**YOUR OBJECTIVE**
Copy out the material below word for word, line by line, leaving out the pictures.

◆ ◆ ◆ ◆ ◆

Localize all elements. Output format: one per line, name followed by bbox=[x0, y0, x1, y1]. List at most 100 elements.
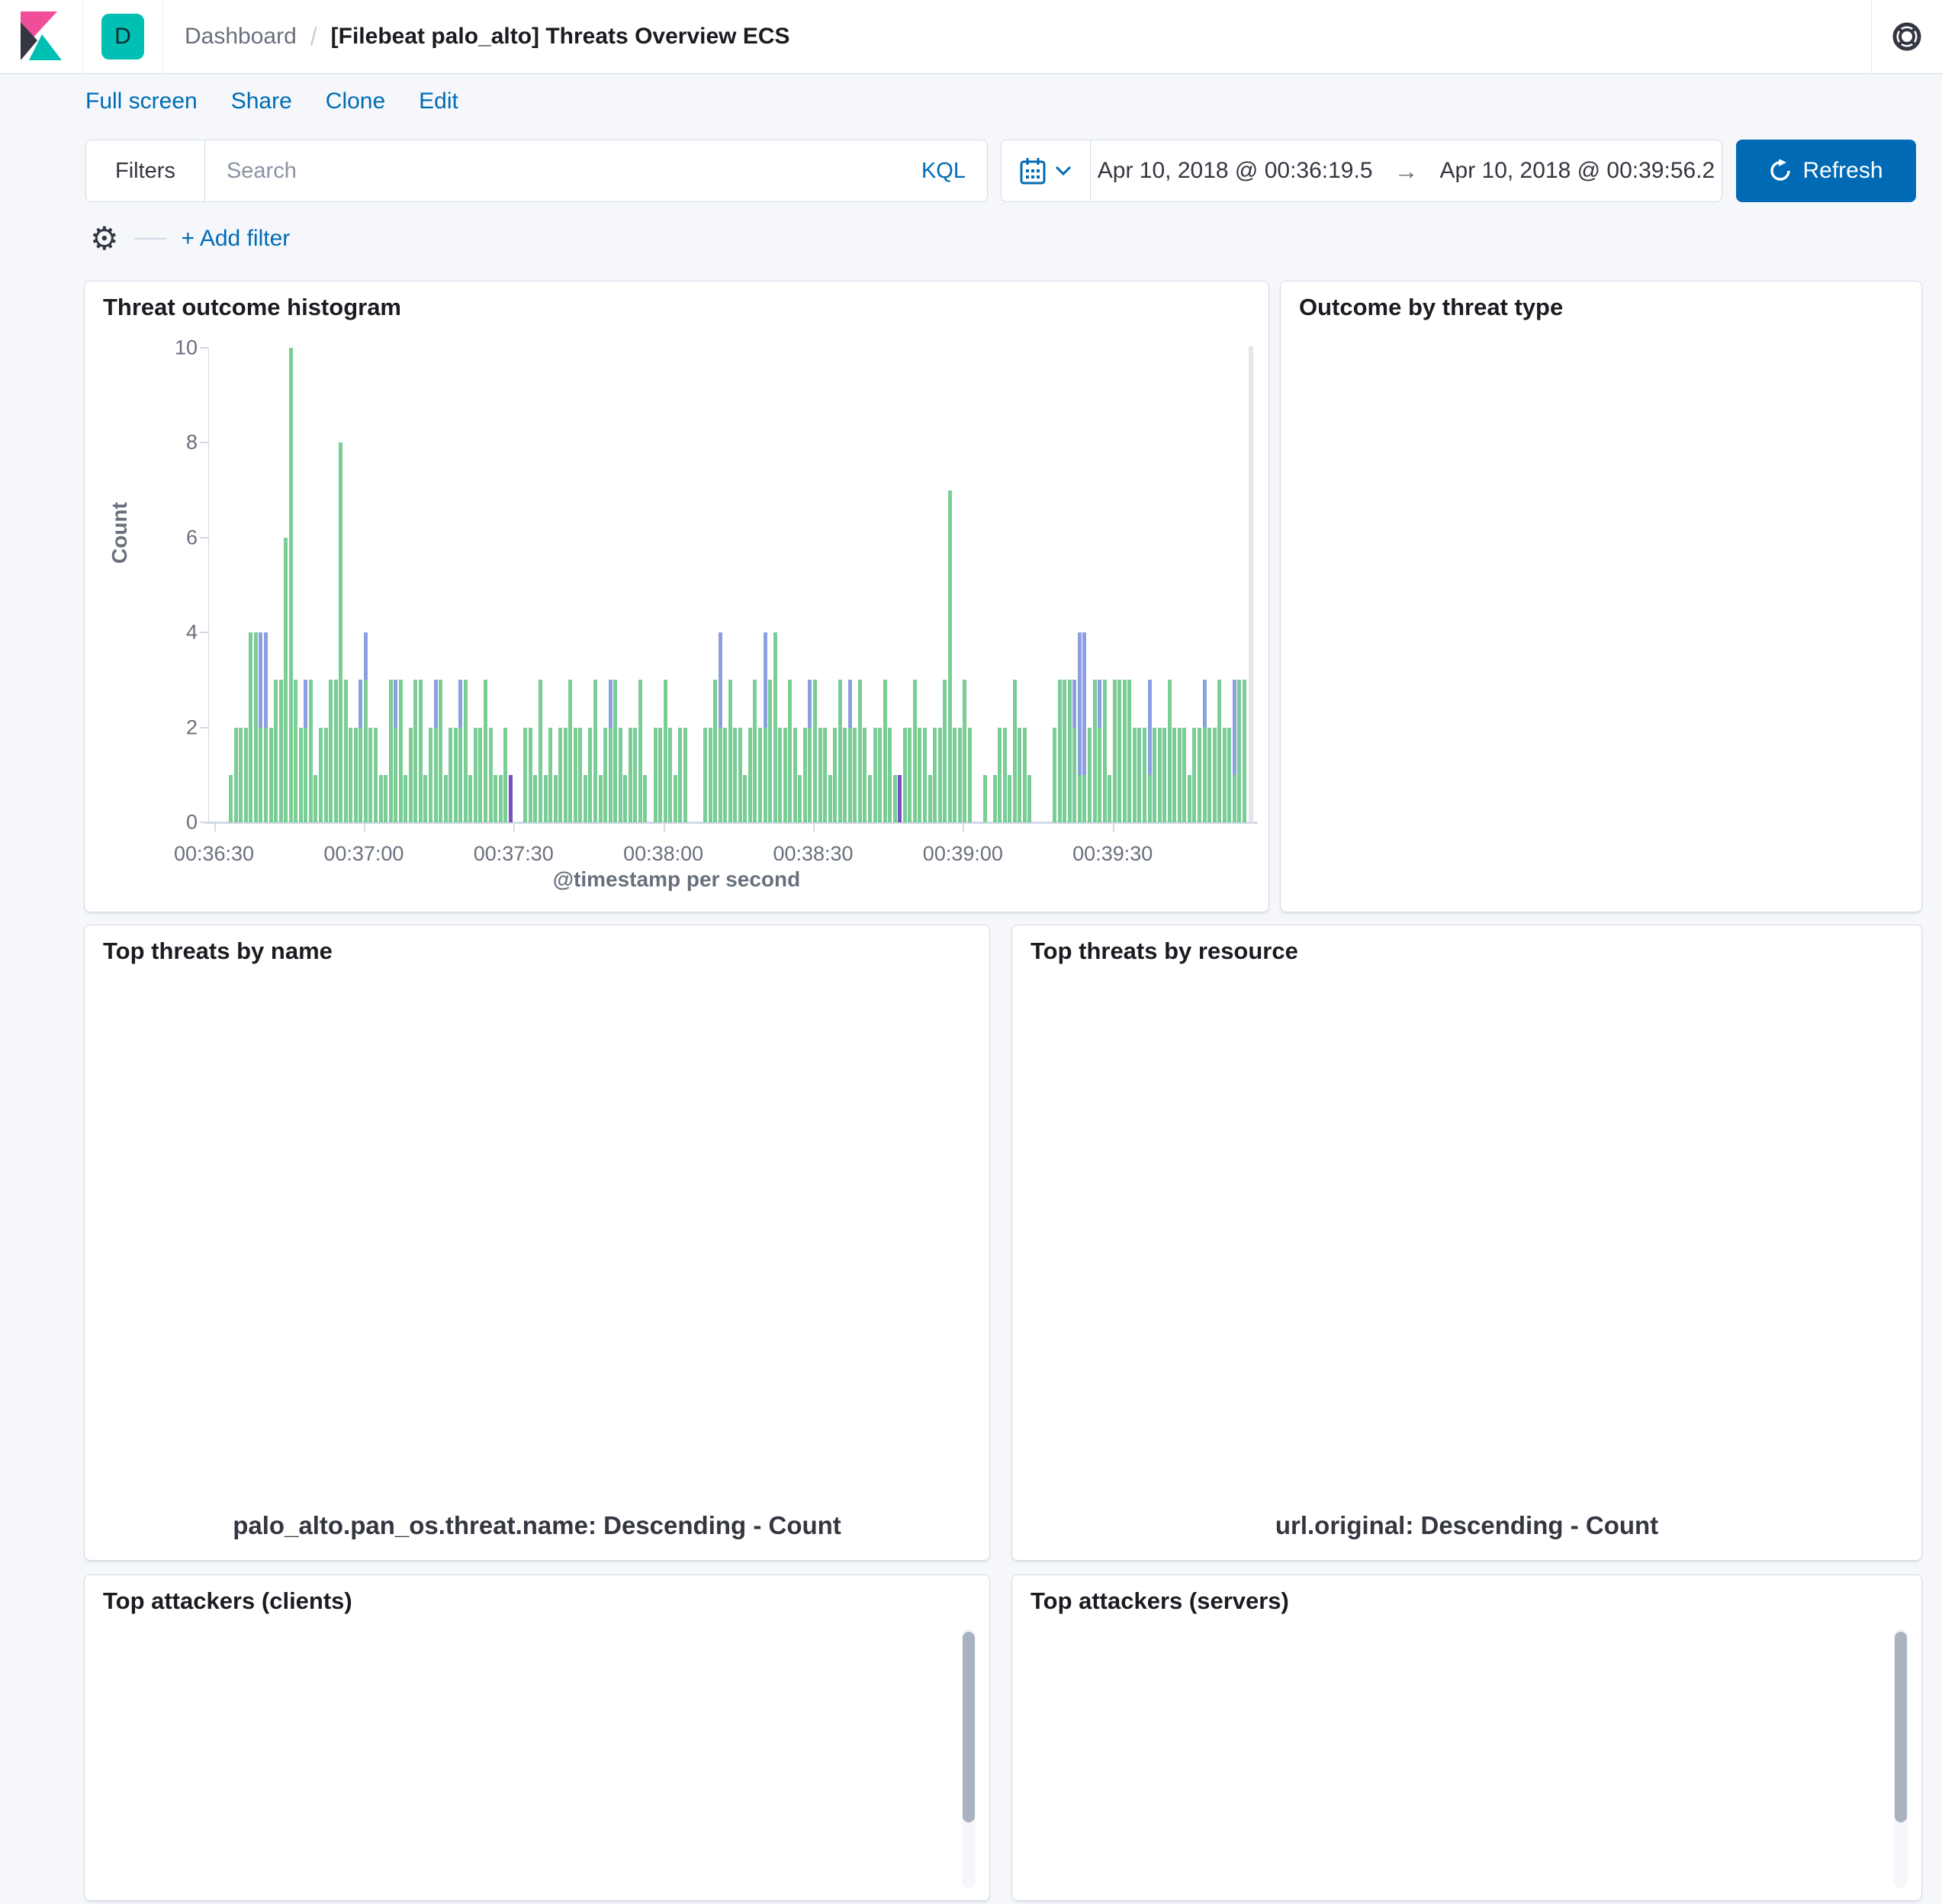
histogram-bar[interactable] bbox=[733, 727, 738, 822]
date-to[interactable]: Apr 10, 2018 @ 00:39:56.2 bbox=[1439, 158, 1715, 183]
histogram-bar[interactable] bbox=[923, 727, 927, 822]
histogram-bar[interactable] bbox=[982, 774, 987, 822]
menu-link-full-screen[interactable]: Full screen bbox=[85, 88, 198, 114]
histogram-bar[interactable] bbox=[828, 774, 832, 822]
date-quick-select-button[interactable] bbox=[1002, 140, 1091, 201]
histogram-bar[interactable] bbox=[374, 727, 378, 822]
histogram-bar[interactable] bbox=[249, 632, 253, 822]
histogram-bar[interactable] bbox=[873, 727, 877, 822]
histogram-bar[interactable] bbox=[384, 774, 388, 822]
histogram-bar[interactable] bbox=[857, 680, 862, 822]
histogram-bar[interactable] bbox=[1143, 727, 1146, 822]
histogram-bar[interactable] bbox=[1082, 632, 1087, 822]
histogram-bar[interactable] bbox=[1067, 680, 1072, 822]
histogram-bar[interactable] bbox=[543, 774, 548, 822]
histogram-bar[interactable] bbox=[1088, 727, 1092, 822]
histogram-bar[interactable] bbox=[1027, 774, 1032, 822]
histogram-bar[interactable] bbox=[423, 774, 428, 822]
histogram-bar[interactable] bbox=[853, 727, 857, 822]
menu-link-edit[interactable]: Edit bbox=[419, 88, 458, 114]
histogram-bar[interactable] bbox=[1012, 680, 1017, 822]
histogram-bar[interactable] bbox=[1063, 680, 1067, 822]
histogram-bar[interactable] bbox=[992, 774, 997, 822]
histogram-bar[interactable] bbox=[404, 774, 408, 822]
kibana-logo[interactable] bbox=[0, 0, 82, 73]
histogram-bar[interactable] bbox=[912, 680, 917, 822]
scrollbar[interactable] bbox=[962, 1629, 976, 1888]
histogram-bar[interactable] bbox=[353, 727, 358, 822]
histogram-bar[interactable] bbox=[1102, 680, 1107, 822]
histogram-bar[interactable] bbox=[1192, 727, 1197, 822]
histogram-bar[interactable] bbox=[1002, 727, 1007, 822]
histogram-bar[interactable] bbox=[898, 774, 902, 822]
histogram-bar[interactable] bbox=[548, 727, 553, 822]
scrollbar[interactable] bbox=[1894, 1629, 1908, 1888]
histogram-bar[interactable] bbox=[398, 680, 403, 822]
histogram-bar[interactable] bbox=[1072, 680, 1077, 822]
histogram-bar[interactable] bbox=[1022, 727, 1027, 822]
dashboard-app-badge[interactable]: D bbox=[101, 14, 144, 60]
histogram-bar[interactable] bbox=[838, 680, 842, 822]
histogram-bar[interactable] bbox=[738, 727, 742, 822]
histogram-bar[interactable] bbox=[349, 727, 353, 822]
histogram-bar[interactable] bbox=[868, 774, 872, 822]
histogram-bar[interactable] bbox=[1057, 680, 1062, 822]
histogram-bar[interactable] bbox=[598, 774, 603, 822]
histogram-bar[interactable] bbox=[388, 680, 393, 822]
histogram-bar[interactable] bbox=[443, 774, 448, 822]
histogram-bar[interactable] bbox=[947, 490, 952, 822]
breadcrumb-dashboard[interactable]: Dashboard bbox=[185, 24, 297, 49]
histogram-bar[interactable] bbox=[253, 632, 258, 822]
histogram-bar[interactable] bbox=[628, 727, 632, 822]
histogram-bar[interactable] bbox=[329, 680, 333, 822]
histogram-bar[interactable] bbox=[773, 632, 777, 822]
histogram-bar[interactable] bbox=[728, 680, 732, 822]
histogram-bar[interactable] bbox=[418, 680, 423, 822]
kql-button[interactable]: KQL bbox=[921, 158, 966, 183]
histogram-bar[interactable] bbox=[618, 727, 622, 822]
histogram-bar[interactable] bbox=[523, 727, 528, 822]
histogram-bar[interactable] bbox=[1117, 680, 1122, 822]
histogram-bar[interactable] bbox=[503, 727, 508, 822]
histogram-bar[interactable] bbox=[953, 727, 957, 822]
histogram-bar[interactable] bbox=[563, 727, 567, 822]
histogram-bar[interactable] bbox=[713, 680, 718, 822]
histogram-bar[interactable] bbox=[788, 680, 793, 822]
histogram-bar[interactable] bbox=[678, 727, 683, 822]
histogram-bar[interactable] bbox=[658, 727, 663, 822]
histogram-bar[interactable] bbox=[343, 680, 348, 822]
histogram-bar[interactable] bbox=[313, 774, 318, 822]
histogram-bar[interactable] bbox=[802, 727, 807, 822]
histogram-bar[interactable] bbox=[1227, 727, 1232, 822]
histogram-bar[interactable] bbox=[363, 632, 368, 822]
histogram-bar[interactable] bbox=[847, 680, 852, 822]
histogram-bar[interactable] bbox=[823, 727, 828, 822]
histogram-bar[interactable] bbox=[583, 774, 587, 822]
histogram-bar[interactable] bbox=[1137, 727, 1142, 822]
histogram-bar[interactable] bbox=[1222, 727, 1227, 822]
histogram-bar[interactable] bbox=[633, 727, 638, 822]
histogram-bar[interactable] bbox=[588, 727, 593, 822]
histogram-bar[interactable] bbox=[593, 680, 597, 822]
histogram-bar[interactable] bbox=[1217, 680, 1222, 822]
search-input[interactable] bbox=[204, 158, 900, 184]
histogram-bar[interactable] bbox=[1153, 727, 1157, 822]
histogram-bar[interactable] bbox=[998, 727, 1002, 822]
histogram-bar[interactable] bbox=[753, 680, 757, 822]
histogram-bar[interactable] bbox=[743, 774, 748, 822]
histogram-bar[interactable] bbox=[539, 680, 542, 822]
histogram-bar[interactable] bbox=[1053, 727, 1057, 822]
histogram-bar[interactable] bbox=[294, 680, 298, 822]
histogram-bar[interactable] bbox=[323, 727, 328, 822]
histogram-bar[interactable] bbox=[1242, 680, 1246, 822]
histogram-bar[interactable] bbox=[1147, 680, 1152, 822]
histogram-bar[interactable] bbox=[319, 727, 323, 822]
filter-options-gear-icon[interactable]: ⚙ bbox=[90, 220, 119, 256]
histogram-bar[interactable] bbox=[813, 680, 817, 822]
histogram-bar[interactable] bbox=[1132, 727, 1137, 822]
histogram-bar[interactable] bbox=[453, 727, 458, 822]
histogram-bar[interactable] bbox=[439, 680, 443, 822]
histogram-bar[interactable] bbox=[1182, 727, 1187, 822]
histogram-bar[interactable] bbox=[703, 727, 707, 822]
histogram-bar[interactable] bbox=[243, 727, 248, 822]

◆ ◆ ◆ ◆ ◆

**ANSWER TO THIS EXERCISE**
Localize all elements. Output format: one per line, name followed by bbox=[x0, y0, x1, y1]. List at most 100 elements.
histogram-bar[interactable] bbox=[733, 727, 738, 822]
date-to[interactable]: Apr 10, 2018 @ 00:39:56.2 bbox=[1439, 158, 1715, 183]
histogram-bar[interactable] bbox=[923, 727, 927, 822]
histogram-bar[interactable] bbox=[982, 774, 987, 822]
menu-link-full-screen[interactable]: Full screen bbox=[85, 88, 198, 114]
histogram-bar[interactable] bbox=[828, 774, 832, 822]
date-quick-select-button[interactable] bbox=[1002, 140, 1091, 201]
histogram-bar[interactable] bbox=[374, 727, 378, 822]
histogram-bar[interactable] bbox=[249, 632, 253, 822]
histogram-bar[interactable] bbox=[873, 727, 877, 822]
histogram-bar[interactable] bbox=[384, 774, 388, 822]
histogram-bar[interactable] bbox=[857, 680, 862, 822]
histogram-bar[interactable] bbox=[1143, 727, 1146, 822]
histogram-bar[interactable] bbox=[1082, 632, 1087, 822]
histogram-bar[interactable] bbox=[1067, 680, 1072, 822]
histogram-bar[interactable] bbox=[543, 774, 548, 822]
histogram-bar[interactable] bbox=[1088, 727, 1092, 822]
histogram-bar[interactable] bbox=[1027, 774, 1032, 822]
histogram-bar[interactable] bbox=[423, 774, 428, 822]
histogram-bar[interactable] bbox=[853, 727, 857, 822]
menu-link-edit[interactable]: Edit bbox=[419, 88, 458, 114]
histogram-bar[interactable] bbox=[1012, 680, 1017, 822]
histogram-bar[interactable] bbox=[1063, 680, 1067, 822]
histogram-bar[interactable] bbox=[992, 774, 997, 822]
histogram-bar[interactable] bbox=[404, 774, 408, 822]
kibana-logo[interactable] bbox=[0, 0, 82, 73]
histogram-bar[interactable] bbox=[912, 680, 917, 822]
scrollbar[interactable] bbox=[962, 1629, 976, 1888]
histogram-bar[interactable] bbox=[353, 727, 358, 822]
histogram-bar[interactable] bbox=[1102, 680, 1107, 822]
histogram-bar[interactable] bbox=[1192, 727, 1197, 822]
histogram-bar[interactable] bbox=[1002, 727, 1007, 822]
histogram-bar[interactable] bbox=[898, 774, 902, 822]
histogram-bar[interactable] bbox=[548, 727, 553, 822]
scrollbar[interactable] bbox=[1894, 1629, 1908, 1888]
histogram-bar[interactable] bbox=[398, 680, 403, 822]
histogram-bar[interactable] bbox=[1072, 680, 1077, 822]
histogram-bar[interactable] bbox=[1022, 727, 1027, 822]
dashboard-app-badge[interactable]: D bbox=[101, 14, 144, 60]
histogram-bar[interactable] bbox=[838, 680, 842, 822]
histogram-bar[interactable] bbox=[738, 727, 742, 822]
histogram-bar[interactable] bbox=[349, 727, 353, 822]
histogram-bar[interactable] bbox=[868, 774, 872, 822]
histogram-bar[interactable] bbox=[1057, 680, 1062, 822]
histogram-bar[interactable] bbox=[598, 774, 603, 822]
histogram-bar[interactable] bbox=[388, 680, 393, 822]
histogram-bar[interactable] bbox=[443, 774, 448, 822]
histogram-bar[interactable] bbox=[947, 490, 952, 822]
breadcrumb-dashboard[interactable]: Dashboard bbox=[185, 24, 297, 49]
histogram-bar[interactable] bbox=[253, 632, 258, 822]
histogram-bar[interactable] bbox=[628, 727, 632, 822]
histogram-bar[interactable] bbox=[329, 680, 333, 822]
histogram-bar[interactable] bbox=[773, 632, 777, 822]
histogram-bar[interactable] bbox=[728, 680, 732, 822]
histogram-bar[interactable] bbox=[418, 680, 423, 822]
kql-button[interactable]: KQL bbox=[921, 158, 966, 183]
histogram-bar[interactable] bbox=[618, 727, 622, 822]
histogram-bar[interactable] bbox=[523, 727, 528, 822]
histogram-bar[interactable] bbox=[1117, 680, 1122, 822]
histogram-bar[interactable] bbox=[503, 727, 508, 822]
histogram-bar[interactable] bbox=[953, 727, 957, 822]
histogram-bar[interactable] bbox=[563, 727, 567, 822]
histogram-bar[interactable] bbox=[713, 680, 718, 822]
histogram-bar[interactable] bbox=[788, 680, 793, 822]
histogram-bar[interactable] bbox=[678, 727, 683, 822]
histogram-bar[interactable] bbox=[658, 727, 663, 822]
histogram-bar[interactable] bbox=[343, 680, 348, 822]
histogram-bar[interactable] bbox=[313, 774, 318, 822]
histogram-bar[interactable] bbox=[802, 727, 807, 822]
histogram-bar[interactable] bbox=[1227, 727, 1232, 822]
histogram-bar[interactable] bbox=[363, 632, 368, 822]
histogram-bar[interactable] bbox=[847, 680, 852, 822]
histogram-bar[interactable] bbox=[823, 727, 828, 822]
histogram-bar[interactable] bbox=[583, 774, 587, 822]
histogram-bar[interactable] bbox=[1137, 727, 1142, 822]
histogram-bar[interactable] bbox=[1222, 727, 1227, 822]
histogram-bar[interactable] bbox=[633, 727, 638, 822]
histogram-bar[interactable] bbox=[588, 727, 593, 822]
histogram-bar[interactable] bbox=[593, 680, 597, 822]
histogram-bar[interactable] bbox=[1217, 680, 1222, 822]
search-input[interactable] bbox=[204, 158, 900, 184]
histogram-bar[interactable] bbox=[1153, 727, 1157, 822]
histogram-bar[interactable] bbox=[998, 727, 1002, 822]
histogram-bar[interactable] bbox=[753, 680, 757, 822]
histogram-bar[interactable] bbox=[743, 774, 748, 822]
histogram-bar[interactable] bbox=[539, 680, 542, 822]
histogram-bar[interactable] bbox=[1053, 727, 1057, 822]
histogram-bar[interactable] bbox=[294, 680, 298, 822]
histogram-bar[interactable] bbox=[323, 727, 328, 822]
histogram-bar[interactable] bbox=[1242, 680, 1246, 822]
histogram-bar[interactable] bbox=[1147, 680, 1152, 822]
histogram-bar[interactable] bbox=[319, 727, 323, 822]
filter-options-gear-icon[interactable]: ⚙ bbox=[90, 220, 119, 256]
histogram-bar[interactable] bbox=[813, 680, 817, 822]
histogram-bar[interactable] bbox=[1132, 727, 1137, 822]
histogram-bar[interactable] bbox=[453, 727, 458, 822]
histogram-bar[interactable] bbox=[439, 680, 443, 822]
histogram-bar[interactable] bbox=[1182, 727, 1187, 822]
histogram-bar[interactable] bbox=[703, 727, 707, 822]
histogram-bar[interactable] bbox=[243, 727, 248, 822]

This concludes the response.